[INSTRUCTION]:
Set down each entry from the block beneath, exactly as written.
───── RECORDS SHOWN
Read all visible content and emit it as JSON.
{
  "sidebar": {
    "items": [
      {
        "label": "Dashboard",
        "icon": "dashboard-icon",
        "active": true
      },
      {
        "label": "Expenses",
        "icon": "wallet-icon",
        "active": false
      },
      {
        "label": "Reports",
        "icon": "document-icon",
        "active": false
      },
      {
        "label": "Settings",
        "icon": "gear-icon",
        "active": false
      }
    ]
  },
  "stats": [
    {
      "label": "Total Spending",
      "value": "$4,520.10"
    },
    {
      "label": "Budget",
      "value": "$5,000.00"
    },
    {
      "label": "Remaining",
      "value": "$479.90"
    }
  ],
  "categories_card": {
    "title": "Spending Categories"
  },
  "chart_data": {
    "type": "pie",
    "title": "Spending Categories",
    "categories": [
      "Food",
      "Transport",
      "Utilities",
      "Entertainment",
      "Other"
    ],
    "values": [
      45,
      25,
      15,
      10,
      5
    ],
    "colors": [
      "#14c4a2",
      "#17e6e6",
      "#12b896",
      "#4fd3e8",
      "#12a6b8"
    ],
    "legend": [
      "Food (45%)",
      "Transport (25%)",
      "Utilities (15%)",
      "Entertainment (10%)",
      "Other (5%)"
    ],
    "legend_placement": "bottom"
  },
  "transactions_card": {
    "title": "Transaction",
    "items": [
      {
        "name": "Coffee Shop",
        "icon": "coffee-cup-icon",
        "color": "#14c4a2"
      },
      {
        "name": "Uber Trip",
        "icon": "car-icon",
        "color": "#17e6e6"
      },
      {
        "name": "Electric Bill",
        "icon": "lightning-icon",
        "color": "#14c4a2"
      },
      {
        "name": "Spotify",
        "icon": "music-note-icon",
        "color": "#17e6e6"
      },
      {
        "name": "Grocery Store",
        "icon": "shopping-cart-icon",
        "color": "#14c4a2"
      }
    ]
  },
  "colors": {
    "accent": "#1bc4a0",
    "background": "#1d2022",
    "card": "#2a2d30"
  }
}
──────────
[RESULT FOR THIS EXERCISE]:
Read all visible content and emit it as JSON.
{
  "sidebar": {
    "items": [
      {
        "label": "Dashboard",
        "icon": "dashboard-icon",
        "active": true
      },
      {
        "label": "Expenses",
        "icon": "wallet-icon",
        "active": false
      },
      {
        "label": "Reports",
        "icon": "document-icon",
        "active": false
      },
      {
        "label": "Settings",
        "icon": "gear-icon",
        "active": false
      }
    ]
  },
  "stats": [
    {
      "label": "Total Spending",
      "value": "$4,520.10"
    },
    {
      "label": "Budget",
      "value": "$5,000.00"
    },
    {
      "label": "Remaining",
      "value": "$479.90"
    }
  ],
  "categories_card": {
    "title": "Spending Categories"
  },
  "chart_data": {
    "type": "pie",
    "title": "Spending Categories",
    "categories": [
      "Food",
      "Transport",
      "Utilities",
      "Entertainment",
      "Other"
    ],
    "values": [
      45,
      25,
      15,
      10,
      5
    ],
    "colors": [
      "#14c4a2",
      "#17e6e6",
      "#12b896",
      "#4fd3e8",
      "#12a6b8"
    ],
    "legend": [
      "Food (45%)",
      "Transport (25%)",
      "Utilities (15%)",
      "Entertainment (10%)",
      "Other (5%)"
    ],
    "legend_placement": "bottom"
  },
  "transactions_card": {
    "title": "Transaction",
    "items": [
      {
        "name": "Coffee Shop",
        "icon": "coffee-cup-icon",
        "color": "#14c4a2"
      },
      {
        "name": "Uber Trip",
        "icon": "car-icon",
        "color": "#17e6e6"
      },
      {
        "name": "Electric Bill",
        "icon": "lightning-icon",
        "color": "#14c4a2"
      },
      {
        "name": "Spotify",
        "icon": "music-note-icon",
        "color": "#17e6e6"
      },
      {
        "name": "Grocery Store",
        "icon": "shopping-cart-icon",
        "color": "#14c4a2"
      }
    ]
  },
  "colors": {
    "accent": "#1bc4a0",
    "background": "#1d2022",
    "card": "#2a2d30"
  }
}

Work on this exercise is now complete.